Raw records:
▬▬▬

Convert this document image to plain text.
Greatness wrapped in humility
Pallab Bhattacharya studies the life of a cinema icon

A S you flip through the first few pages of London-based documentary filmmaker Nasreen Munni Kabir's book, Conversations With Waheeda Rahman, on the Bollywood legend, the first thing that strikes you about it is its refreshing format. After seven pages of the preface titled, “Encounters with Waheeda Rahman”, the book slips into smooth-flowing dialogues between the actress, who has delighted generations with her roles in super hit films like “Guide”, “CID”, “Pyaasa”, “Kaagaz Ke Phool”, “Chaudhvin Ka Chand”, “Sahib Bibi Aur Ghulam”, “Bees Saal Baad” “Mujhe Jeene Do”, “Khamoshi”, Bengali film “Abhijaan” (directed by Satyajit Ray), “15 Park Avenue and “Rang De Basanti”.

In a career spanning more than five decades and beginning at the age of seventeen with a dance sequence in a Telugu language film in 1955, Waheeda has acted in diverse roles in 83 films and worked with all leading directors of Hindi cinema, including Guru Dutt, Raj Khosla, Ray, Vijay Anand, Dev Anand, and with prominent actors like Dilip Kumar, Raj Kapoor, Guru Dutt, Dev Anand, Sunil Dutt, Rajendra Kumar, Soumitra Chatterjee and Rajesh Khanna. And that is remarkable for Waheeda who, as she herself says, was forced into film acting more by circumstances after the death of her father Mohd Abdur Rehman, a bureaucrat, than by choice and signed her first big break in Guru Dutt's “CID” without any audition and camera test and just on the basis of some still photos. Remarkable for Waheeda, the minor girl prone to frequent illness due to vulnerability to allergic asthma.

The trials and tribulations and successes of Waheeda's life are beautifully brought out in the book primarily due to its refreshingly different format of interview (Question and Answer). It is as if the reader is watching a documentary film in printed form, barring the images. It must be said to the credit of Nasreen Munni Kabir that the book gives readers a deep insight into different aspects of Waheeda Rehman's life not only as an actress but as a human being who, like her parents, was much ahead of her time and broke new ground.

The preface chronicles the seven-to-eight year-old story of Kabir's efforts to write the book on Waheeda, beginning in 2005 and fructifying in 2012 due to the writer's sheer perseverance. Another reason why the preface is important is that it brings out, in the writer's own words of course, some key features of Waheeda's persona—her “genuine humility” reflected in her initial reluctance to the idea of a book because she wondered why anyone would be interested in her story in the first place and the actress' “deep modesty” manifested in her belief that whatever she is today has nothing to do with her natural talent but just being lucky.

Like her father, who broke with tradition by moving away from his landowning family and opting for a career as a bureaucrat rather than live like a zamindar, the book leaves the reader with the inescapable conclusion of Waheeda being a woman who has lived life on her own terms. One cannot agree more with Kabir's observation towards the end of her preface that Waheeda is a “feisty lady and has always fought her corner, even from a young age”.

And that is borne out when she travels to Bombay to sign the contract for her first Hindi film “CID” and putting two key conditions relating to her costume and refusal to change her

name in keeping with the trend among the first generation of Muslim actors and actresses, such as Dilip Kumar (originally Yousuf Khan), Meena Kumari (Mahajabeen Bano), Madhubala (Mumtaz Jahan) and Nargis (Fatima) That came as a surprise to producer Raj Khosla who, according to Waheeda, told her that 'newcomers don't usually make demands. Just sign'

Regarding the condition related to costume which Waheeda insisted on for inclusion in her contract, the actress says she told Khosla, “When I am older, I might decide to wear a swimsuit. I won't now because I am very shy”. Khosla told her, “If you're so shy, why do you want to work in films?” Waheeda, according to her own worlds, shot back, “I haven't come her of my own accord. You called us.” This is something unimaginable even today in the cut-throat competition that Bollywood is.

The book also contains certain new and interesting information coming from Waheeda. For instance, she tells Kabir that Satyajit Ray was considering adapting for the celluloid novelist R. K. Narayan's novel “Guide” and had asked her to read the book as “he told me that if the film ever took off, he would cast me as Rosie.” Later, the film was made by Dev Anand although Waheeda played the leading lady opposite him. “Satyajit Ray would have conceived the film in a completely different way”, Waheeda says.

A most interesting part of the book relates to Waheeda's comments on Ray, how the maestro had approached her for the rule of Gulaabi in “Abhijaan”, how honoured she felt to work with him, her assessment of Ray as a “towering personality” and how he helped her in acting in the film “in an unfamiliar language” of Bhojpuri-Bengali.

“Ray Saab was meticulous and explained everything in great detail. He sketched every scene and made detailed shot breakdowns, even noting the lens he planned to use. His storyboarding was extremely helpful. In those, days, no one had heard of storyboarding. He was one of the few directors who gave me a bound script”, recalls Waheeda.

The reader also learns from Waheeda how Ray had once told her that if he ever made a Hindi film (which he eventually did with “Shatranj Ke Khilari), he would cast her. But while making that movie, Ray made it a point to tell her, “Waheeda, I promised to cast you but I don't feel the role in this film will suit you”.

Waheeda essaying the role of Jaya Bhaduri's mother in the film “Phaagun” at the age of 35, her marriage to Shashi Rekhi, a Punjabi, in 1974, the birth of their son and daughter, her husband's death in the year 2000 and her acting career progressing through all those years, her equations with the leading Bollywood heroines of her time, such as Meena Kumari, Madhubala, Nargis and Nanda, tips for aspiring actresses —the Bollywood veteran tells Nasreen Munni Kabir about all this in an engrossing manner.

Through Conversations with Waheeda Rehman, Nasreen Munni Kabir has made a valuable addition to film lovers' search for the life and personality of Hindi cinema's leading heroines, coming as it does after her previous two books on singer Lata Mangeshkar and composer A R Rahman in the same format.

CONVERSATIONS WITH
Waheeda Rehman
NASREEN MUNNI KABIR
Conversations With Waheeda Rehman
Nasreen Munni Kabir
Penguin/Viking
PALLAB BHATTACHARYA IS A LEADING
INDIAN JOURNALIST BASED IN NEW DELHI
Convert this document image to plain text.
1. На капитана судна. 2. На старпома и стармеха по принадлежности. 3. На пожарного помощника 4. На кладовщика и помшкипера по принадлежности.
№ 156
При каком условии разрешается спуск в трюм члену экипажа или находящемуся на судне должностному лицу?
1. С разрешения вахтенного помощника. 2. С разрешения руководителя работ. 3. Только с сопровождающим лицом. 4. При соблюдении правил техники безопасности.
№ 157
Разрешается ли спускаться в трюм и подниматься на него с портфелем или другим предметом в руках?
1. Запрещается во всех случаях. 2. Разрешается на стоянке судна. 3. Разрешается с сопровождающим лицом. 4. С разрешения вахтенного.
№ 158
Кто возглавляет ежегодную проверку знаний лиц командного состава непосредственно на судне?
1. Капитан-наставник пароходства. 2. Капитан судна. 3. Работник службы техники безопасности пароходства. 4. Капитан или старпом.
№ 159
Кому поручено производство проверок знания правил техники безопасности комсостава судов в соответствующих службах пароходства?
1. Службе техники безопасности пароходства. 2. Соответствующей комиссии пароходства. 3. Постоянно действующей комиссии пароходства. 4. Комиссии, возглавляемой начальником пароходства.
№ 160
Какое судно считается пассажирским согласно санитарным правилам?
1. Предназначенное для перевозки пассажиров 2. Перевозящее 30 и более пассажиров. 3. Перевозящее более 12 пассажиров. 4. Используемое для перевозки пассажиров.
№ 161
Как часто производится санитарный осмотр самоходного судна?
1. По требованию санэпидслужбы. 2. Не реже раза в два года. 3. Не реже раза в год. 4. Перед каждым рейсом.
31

▬▬▬

What is being asked: Exactly as written, please output every entry.

Response below:
Convert this document image to plain text.
Greatness wrapped in humility
Pallab Bhattacharya studies the life of a cinema icon

A S you flip through the first few pages of London-based documentary filmmaker Nasreen Munni Kabir's book, Conversations With Waheeda Rahman, on the Bollywood legend, the first thing that strikes you about it is its refreshing format. After seven pages of the preface titled, “Encounters with Waheeda Rahman”, the book slips into smooth-flowing dialogues between the actress, who has delighted generations with her roles in super hit films like “Guide”, “CID”, “Pyaasa”, “Kaagaz Ke Phool”, “Chaudhvin Ka Chand”, “Sahib Bibi Aur Ghulam”, “Bees Saal Baad” “Mujhe Jeene Do”, “Khamoshi”, Bengali film “Abhijaan” (directed by Satyajit Ray), “15 Park Avenue and “Rang De Basanti”.

In a career spanning more than five decades and beginning at the age of seventeen with a dance sequence in a Telugu language film in 1955, Waheeda has acted in diverse roles in 83 films and worked with all leading directors of Hindi cinema, including Guru Dutt, Raj Khosla, Ray, Vijay Anand, Dev Anand, and with prominent actors like Dilip Kumar, Raj Kapoor, Guru Dutt, Dev Anand, Sunil Dutt, Rajendra Kumar, Soumitra Chatterjee and Rajesh Khanna. And that is remarkable for Waheeda who, as she herself says, was forced into film acting more by circumstances after the death of her father Mohd Abdur Rehman, a bureaucrat, than by choice and signed her first big break in Guru Dutt's “CID” without any audition and camera test and just on the basis of some still photos. Remarkable for Waheeda, the minor girl prone to frequent illness due to vulnerability to allergic asthma.

The trials and tribulations and successes of Waheeda's life are beautifully brought out in the book primarily due to its refreshingly different format of interview (Question and Answer). It is as if the reader is watching a documentary film in printed form, barring the images. It must be said to the credit of Nasreen Munni Kabir that the book gives readers a deep insight into different aspects of Waheeda Rehman's life not only as an actress but as a human being who, like her parents, was much ahead of her time and broke new ground.

The preface chronicles the seven-to-eight year-old story of Kabir's efforts to write the book on Waheeda, beginning in 2005 and fructifying in 2012 due to the writer's sheer perseverance. Another reason why the preface is important is that it brings out, in the writer's own words of course, some key features of Waheeda's persona—her “genuine humility” reflected in her initial reluctance to the idea of a book because she wondered why anyone would be interested in her story in the first place and the actress' “deep modesty” manifested in her belief that whatever she is today has nothing to do with her natural talent but just being lucky.

Like her father, who broke with tradition by moving away from his landowning family and opting for a career as a bureaucrat rather than live like a zamindar, the book leaves the reader with the inescapable conclusion of Waheeda being a woman who has lived life on her own terms. One cannot agree more with Kabir's observation towards the end of her preface that Waheeda is a “feisty lady and has always fought her corner, even from a young age”.

And that is borne out when she travels to Bombay to sign the contract for her first Hindi film “CID” and putting two key conditions relating to her costume and refusal to change her

name in keeping with the trend among the first generation of Muslim actors and actresses, such as Dilip Kumar (originally Yousuf Khan), Meena Kumari (Mahajabeen Bano), Madhubala (Mumtaz Jahan) and Nargis (Fatima) That came as a surprise to producer Raj Khosla who, according to Waheeda, told her that 'newcomers don't usually make demands. Just sign'

Regarding the condition related to costume which Waheeda insisted on for inclusion in her contract, the actress says she told Khosla, “When I am older, I might decide to wear a swimsuit. I won't now because I am very shy”. Khosla told her, “If you're so shy, why do you want to work in films?” Waheeda, according to her own worlds, shot back, “I haven't come her of my own accord. You called us.” This is something unimaginable even today in the cut-throat competition that Bollywood is.

The book also contains certain new and interesting information coming from Waheeda. For instance, she tells Kabir that Satyajit Ray was considering adapting for the celluloid novelist R. K. Narayan's novel “Guide” and had asked her to read the book as “he told me that if the film ever took off, he would cast me as Rosie.” Later, the film was made by Dev Anand although Waheeda played the leading lady opposite him. “Satyajit Ray would have conceived the film in a completely different way”, Waheeda says.

A most interesting part of the book relates to Waheeda's comments on Ray, how the maestro had approached her for the rule of Gulaabi in “Abhijaan”, how honoured she felt to work with him, her assessment of Ray as a “towering personality” and how he helped her in acting in the film “in an unfamiliar language” of Bhojpuri-Bengali.

“Ray Saab was meticulous and explained everything in great detail. He sketched every scene and made detailed shot breakdowns, even noting the lens he planned to use. His storyboarding was extremely helpful. In those, days, no one had heard of storyboarding. He was one of the few directors who gave me a bound script”, recalls Waheeda.

The reader also learns from Waheeda how Ray had once told her that if he ever made a Hindi film (which he eventually did with “Shatranj Ke Khilari), he would cast her. But while making that movie, Ray made it a point to tell her, “Waheeda, I promised to cast you but I don't feel the role in this film will suit you”.

Waheeda essaying the role of Jaya Bhaduri's mother in the film “Phaagun” at the age of 35, her marriage to Shashi Rekhi, a Punjabi, in 1974, the birth of their son and daughter, her husband's death in the year 2000 and her acting career progressing through all those years, her equations with the leading Bollywood heroines of her time, such as Meena Kumari, Madhubala, Nargis and Nanda, tips for aspiring actresses —the Bollywood veteran tells Nasreen Munni Kabir about all this in an engrossing manner.

Through Conversations with Waheeda Rehman, Nasreen Munni Kabir has made a valuable addition to film lovers' search for the life and personality of Hindi cinema's leading heroines, coming as it does after her previous two books on singer Lata Mangeshkar and composer A R Rahman in the same format.

CONVERSATIONS WITH
Waheeda Rehman
NASREEN MUNNI KABIR
Conversations With Waheeda Rehman
Nasreen Munni Kabir
Penguin/Viking
PALLAB BHATTACHARYA IS A LEADING
INDIAN JOURNALIST BASED IN NEW DELHI
Convert this document image to plain text.
1. На капитана судна. 2. На старпома и стармеха по принадлежности. 3. На пожарного помощника 4. На кладовщика и помшкипера по принадлежности.
№ 156
При каком условии разрешается спуск в трюм члену экипажа или находящемуся на судне должностному лицу?
1. С разрешения вахтенного помощника. 2. С разрешения руководителя работ. 3. Только с сопровождающим лицом. 4. При соблюдении правил техники безопасности.
№ 157
Разрешается ли спускаться в трюм и подниматься на него с портфелем или другим предметом в руках?
1. Запрещается во всех случаях. 2. Разрешается на стоянке судна. 3. Разрешается с сопровождающим лицом. 4. С разрешения вахтенного.
№ 158
Кто возглавляет ежегодную проверку знаний лиц командного состава непосредственно на судне?
1. Капитан-наставник пароходства. 2. Капитан судна. 3. Работник службы техники безопасности пароходства. 4. Капитан или старпом.
№ 159
Кому поручено производство проверок знания правил техники безопасности комсостава судов в соответствующих службах пароходства?
1. Службе техники безопасности пароходства. 2. Соответствующей комиссии пароходства. 3. Постоянно действующей комиссии пароходства. 4. Комиссии, возглавляемой начальником пароходства.
№ 160
Какое судно считается пассажирским согласно санитарным правилам?
1. Предназначенное для перевозки пассажиров 2. Перевозящее 30 и более пассажиров. 3. Перевозящее более 12 пассажиров. 4. Используемое для перевозки пассажиров.
№ 161
Как часто производится санитарный осмотр самоходного судна?
1. По требованию санэпидслужбы. 2. Не реже раза в два года. 3. Не реже раза в год. 4. Перед каждым рейсом.
31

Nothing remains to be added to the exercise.